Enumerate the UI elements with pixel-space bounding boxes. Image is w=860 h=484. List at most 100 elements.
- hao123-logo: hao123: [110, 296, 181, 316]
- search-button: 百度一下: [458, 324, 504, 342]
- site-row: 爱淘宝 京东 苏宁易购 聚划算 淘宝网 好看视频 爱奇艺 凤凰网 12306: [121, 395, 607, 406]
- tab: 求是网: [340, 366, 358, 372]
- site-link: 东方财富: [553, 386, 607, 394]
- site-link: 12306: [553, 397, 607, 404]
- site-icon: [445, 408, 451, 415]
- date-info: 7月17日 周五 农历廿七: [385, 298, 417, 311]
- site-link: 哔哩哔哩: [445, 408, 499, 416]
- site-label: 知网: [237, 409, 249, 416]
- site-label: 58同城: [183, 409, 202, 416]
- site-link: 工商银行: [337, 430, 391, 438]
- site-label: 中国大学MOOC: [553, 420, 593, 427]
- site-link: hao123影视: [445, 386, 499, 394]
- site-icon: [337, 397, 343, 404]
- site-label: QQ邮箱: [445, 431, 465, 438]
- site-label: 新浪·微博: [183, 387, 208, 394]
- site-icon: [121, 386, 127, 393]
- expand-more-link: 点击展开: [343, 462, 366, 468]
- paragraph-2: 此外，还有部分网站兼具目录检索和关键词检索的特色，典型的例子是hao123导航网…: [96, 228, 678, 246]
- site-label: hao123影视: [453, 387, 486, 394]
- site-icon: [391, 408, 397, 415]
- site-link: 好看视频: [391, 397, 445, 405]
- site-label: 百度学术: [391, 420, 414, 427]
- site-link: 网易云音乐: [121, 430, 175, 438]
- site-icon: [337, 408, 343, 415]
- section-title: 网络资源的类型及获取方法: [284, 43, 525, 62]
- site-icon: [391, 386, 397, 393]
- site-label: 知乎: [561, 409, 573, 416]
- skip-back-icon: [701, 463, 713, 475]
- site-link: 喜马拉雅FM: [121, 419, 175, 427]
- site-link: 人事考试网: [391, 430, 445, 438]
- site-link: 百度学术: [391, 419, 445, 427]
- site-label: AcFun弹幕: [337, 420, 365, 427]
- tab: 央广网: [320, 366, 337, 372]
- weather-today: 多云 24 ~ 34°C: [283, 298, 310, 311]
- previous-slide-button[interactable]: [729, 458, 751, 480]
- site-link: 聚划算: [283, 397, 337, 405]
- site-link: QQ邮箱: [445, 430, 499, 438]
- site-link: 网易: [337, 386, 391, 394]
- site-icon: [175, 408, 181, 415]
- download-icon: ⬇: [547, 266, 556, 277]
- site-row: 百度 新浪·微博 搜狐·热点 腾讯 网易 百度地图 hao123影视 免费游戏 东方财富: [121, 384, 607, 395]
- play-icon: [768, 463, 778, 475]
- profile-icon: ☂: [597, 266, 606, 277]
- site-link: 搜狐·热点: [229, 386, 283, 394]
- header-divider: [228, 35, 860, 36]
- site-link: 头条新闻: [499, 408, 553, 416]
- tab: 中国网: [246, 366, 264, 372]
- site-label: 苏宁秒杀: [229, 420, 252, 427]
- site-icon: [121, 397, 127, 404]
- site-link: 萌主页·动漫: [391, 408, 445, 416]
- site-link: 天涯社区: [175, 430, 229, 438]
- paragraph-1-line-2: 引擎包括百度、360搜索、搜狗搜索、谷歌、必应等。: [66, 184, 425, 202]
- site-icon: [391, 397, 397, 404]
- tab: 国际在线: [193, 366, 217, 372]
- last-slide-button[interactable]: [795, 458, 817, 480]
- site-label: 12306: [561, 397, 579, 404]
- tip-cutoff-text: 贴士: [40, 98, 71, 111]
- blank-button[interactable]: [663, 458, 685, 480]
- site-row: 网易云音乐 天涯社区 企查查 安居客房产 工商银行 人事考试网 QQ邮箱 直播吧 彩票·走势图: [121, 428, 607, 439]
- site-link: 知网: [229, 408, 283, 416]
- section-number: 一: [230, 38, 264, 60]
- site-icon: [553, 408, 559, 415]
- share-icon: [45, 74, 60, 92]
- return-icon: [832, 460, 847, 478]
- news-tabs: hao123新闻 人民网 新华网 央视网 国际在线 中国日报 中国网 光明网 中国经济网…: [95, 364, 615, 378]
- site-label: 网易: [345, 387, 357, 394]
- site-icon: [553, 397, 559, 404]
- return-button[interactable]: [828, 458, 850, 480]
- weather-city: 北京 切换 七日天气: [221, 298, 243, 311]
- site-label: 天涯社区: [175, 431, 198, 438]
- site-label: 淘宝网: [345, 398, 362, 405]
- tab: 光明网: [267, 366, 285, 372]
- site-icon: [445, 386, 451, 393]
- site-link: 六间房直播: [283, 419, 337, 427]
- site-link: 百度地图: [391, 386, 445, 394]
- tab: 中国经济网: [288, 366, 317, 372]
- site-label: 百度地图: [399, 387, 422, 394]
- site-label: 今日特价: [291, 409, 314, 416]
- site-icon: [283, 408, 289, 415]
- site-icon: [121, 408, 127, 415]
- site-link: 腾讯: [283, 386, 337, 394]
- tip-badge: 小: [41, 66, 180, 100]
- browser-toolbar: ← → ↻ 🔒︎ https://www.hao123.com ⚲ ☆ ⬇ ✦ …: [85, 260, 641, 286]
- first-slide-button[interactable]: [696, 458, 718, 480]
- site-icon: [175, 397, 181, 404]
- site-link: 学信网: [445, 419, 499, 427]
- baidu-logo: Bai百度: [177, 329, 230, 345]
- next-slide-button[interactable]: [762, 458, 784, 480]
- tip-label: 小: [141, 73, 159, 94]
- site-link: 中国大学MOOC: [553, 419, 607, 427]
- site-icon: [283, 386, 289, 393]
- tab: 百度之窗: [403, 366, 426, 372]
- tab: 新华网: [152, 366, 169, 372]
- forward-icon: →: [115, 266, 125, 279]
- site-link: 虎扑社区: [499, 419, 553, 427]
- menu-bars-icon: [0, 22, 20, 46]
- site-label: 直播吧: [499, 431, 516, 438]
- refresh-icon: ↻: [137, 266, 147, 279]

══════

▸ **Given task**
Format every line above as a JSON list of strings, one string per line, leaving out any blank lines.

▸ **Written answer**
[
  "Enumerate the UI elements with pixel-space bounding boxes. Image is w=860 h=484. List at most 100 elements.",
  "- hao123-logo: hao123: [110, 296, 181, 316]",
  "- search-button: 百度一下: [458, 324, 504, 342]",
  "- site-row: 爱淘宝 京东 苏宁易购 聚划算 淘宝网 好看视频 爱奇艺 凤凰网 12306: [121, 395, 607, 406]",
  "- tab: 求是网: [340, 366, 358, 372]",
  "- site-link: 东方财富: [553, 386, 607, 394]",
  "- site-link: 12306: [553, 397, 607, 404]",
  "- site-icon: [445, 408, 451, 415]",
  "- date-info: 7月17日 周五 农历廿七: [385, 298, 417, 311]",
  "- site-link: 哔哩哔哩: [445, 408, 499, 416]",
  "- site-label: 知网: [237, 409, 249, 416]",
  "- site-label: 58同城: [183, 409, 202, 416]",
  "- site-link: 工商银行: [337, 430, 391, 438]",
  "- site-label: 中国大学MOOC: [553, 420, 593, 427]",
  "- site-link: hao123影视: [445, 386, 499, 394]",
  "- site-icon: [337, 397, 343, 404]",
  "- site-label: QQ邮箱: [445, 431, 465, 438]",
  "- site-label: 新浪·微博: [183, 387, 208, 394]",
  "- site-icon: [121, 386, 127, 393]",
  "- expand-more-link: 点击展开: [343, 462, 366, 468]",
  "- paragraph-2: 此外，还有部分网站兼具目录检索和关键词检索的特色，典型的例子是hao123导航网…: [96, 228, 678, 246]",
  "- site-label: hao123影视: [453, 387, 486, 394]",
  "- site-icon: [391, 408, 397, 415]",
  "- site-link: 好看视频: [391, 397, 445, 405]",
  "- site-label: 百度学术: [391, 420, 414, 427]",
  "- site-link: 网易云音乐: [121, 430, 175, 438]",
  "- site-icon: [337, 408, 343, 415]",
  "- section-title: 网络资源的类型及获取方法: [284, 43, 525, 62]",
  "- site-icon: [391, 386, 397, 393]",
  "- site-label: 知乎: [561, 409, 573, 416]",
  "- skip-back-icon: [701, 463, 713, 475]",
  "- site-link: 喜马拉雅FM: [121, 419, 175, 427]",
  "- site-link: 人事考试网: [391, 430, 445, 438]",
  "- site-link: 百度学术: [391, 419, 445, 427]",
  "- site-label: AcFun弹幕: [337, 420, 365, 427]",
  "- tab: 央广网: [320, 366, 337, 372]",
  "- weather-today: 多云 24 ~ 34°C: [283, 298, 310, 311]",
  "- previous-slide-button[interactable]: [729, 458, 751, 480]",
  "- site-link: 聚划算: [283, 397, 337, 405]",
  "- site-link: QQ邮箱: [445, 430, 499, 438]",
  "- site-link: 网易: [337, 386, 391, 394]",
  "- site-icon: [175, 408, 181, 415]",
  "- download-icon: ⬇: [547, 266, 556, 277]",
  "- site-row: 百度 新浪·微博 搜狐·热点 腾讯 网易 百度地图 hao123影视 免费游戏 东方财富: [121, 384, 607, 395]",
  "- play-icon: [768, 463, 778, 475]",
  "- profile-icon: ☂: [597, 266, 606, 277]",
  "- site-link: 搜狐·热点: [229, 386, 283, 394]",
  "- header-divider: [228, 35, 860, 36]",
  "- site-link: 头条新闻: [499, 408, 553, 416]",
  "- tab: 中国网: [246, 366, 264, 372]",
  "- site-label: 苏宁秒杀: [229, 420, 252, 427]",
  "- site-icon: [121, 397, 127, 404]",
  "- site-link: 萌主页·动漫: [391, 408, 445, 416]",
  "- site-link: 天涯社区: [175, 430, 229, 438]",
  "- paragraph-1-line-2: 引擎包括百度、360搜索、搜狗搜索、谷歌、必应等。: [66, 184, 425, 202]",
  "- site-icon: [391, 397, 397, 404]",
  "- tab: 国际在线: [193, 366, 217, 372]",
  "- last-slide-button[interactable]: [795, 458, 817, 480]",
  "- site-label: 12306: [561, 397, 579, 404]",
  "- tip-cutoff-text: 贴士: [40, 98, 71, 111]",
  "- blank-button[interactable]: [663, 458, 685, 480]",
  "- site-row: 网易云音乐 天涯社区 企查查 安居客房产 工商银行 人事考试网 QQ邮箱 直播吧 彩票·走势图: [121, 428, 607, 439]",
  "- site-link: 知网: [229, 408, 283, 416]",
  "- section-number: 一: [230, 38, 264, 60]",
  "- site-icon: [553, 408, 559, 415]",
  "- share-icon: [45, 74, 60, 92]",
  "- return-icon: [832, 460, 847, 478]",
  "- news-tabs: hao123新闻 人民网 新华网 央视网 国际在线 中国日报 中国网 光明网 中国经济网…: [95, 364, 615, 378]",
  "- site-label: 网易: [345, 387, 357, 394]",
  "- site-icon: [553, 397, 559, 404]",
  "- return-button[interactable]: [828, 458, 850, 480]",
  "- weather-city: 北京 切换 七日天气: [221, 298, 243, 311]",
  "- site-label: 天涯社区: [175, 431, 198, 438]",
  "- site-label: 淘宝网: [345, 398, 362, 405]",
  "- tab: 光明网: [267, 366, 285, 372]",
  "- site-icon: [445, 386, 451, 393]",
  "- site-link: 六间房直播: [283, 419, 337, 427]",
  "- site-link: 百度地图: [391, 386, 445, 394]",
  "- tab: 中国经济网: [288, 366, 317, 372]",
  "- site-label: 百度地图: [399, 387, 422, 394]",
  "- site-label: 今日特价: [291, 409, 314, 416]",
  "- site-icon: [283, 408, 289, 415]",
  "- site-icon: [121, 408, 127, 415]",
  "- site-link: 腾讯: [283, 386, 337, 394]",
  "- tip-badge: 小: [41, 66, 180, 100]",
  "- browser-toolbar: ← → ↻ 🔒︎ https://www.hao123.com ⚲ ☆ ⬇ ✦ …: [85, 260, 641, 286]",
  "- first-slide-button[interactable]: [696, 458, 718, 480]",
  "- site-icon: [175, 397, 181, 404]",
  "- site-link: 学信网: [445, 419, 499, 427]",
  "- baidu-logo: Bai百度: [177, 329, 230, 345]",
  "- next-slide-button[interactable]: [762, 458, 784, 480]",
  "- tip-label: 小: [141, 73, 159, 94]",
  "- site-link: 中国大学MOOC: [553, 419, 607, 427]",
  "- site-icon: [283, 386, 289, 393]",
  "- tab: 百度之窗: [403, 366, 426, 372]",
  "- tab: 新华网: [152, 366, 169, 372]",
  "- forward-icon: →: [115, 266, 125, 279]",
  "- site-link: 虎扑社区: [499, 419, 553, 427]",
  "- menu-bars-icon: [0, 22, 20, 46]",
  "- site-label: 直播吧: [499, 431, 516, 438]",
  "- refresh-icon: ↻: [137, 266, 147, 279]"
]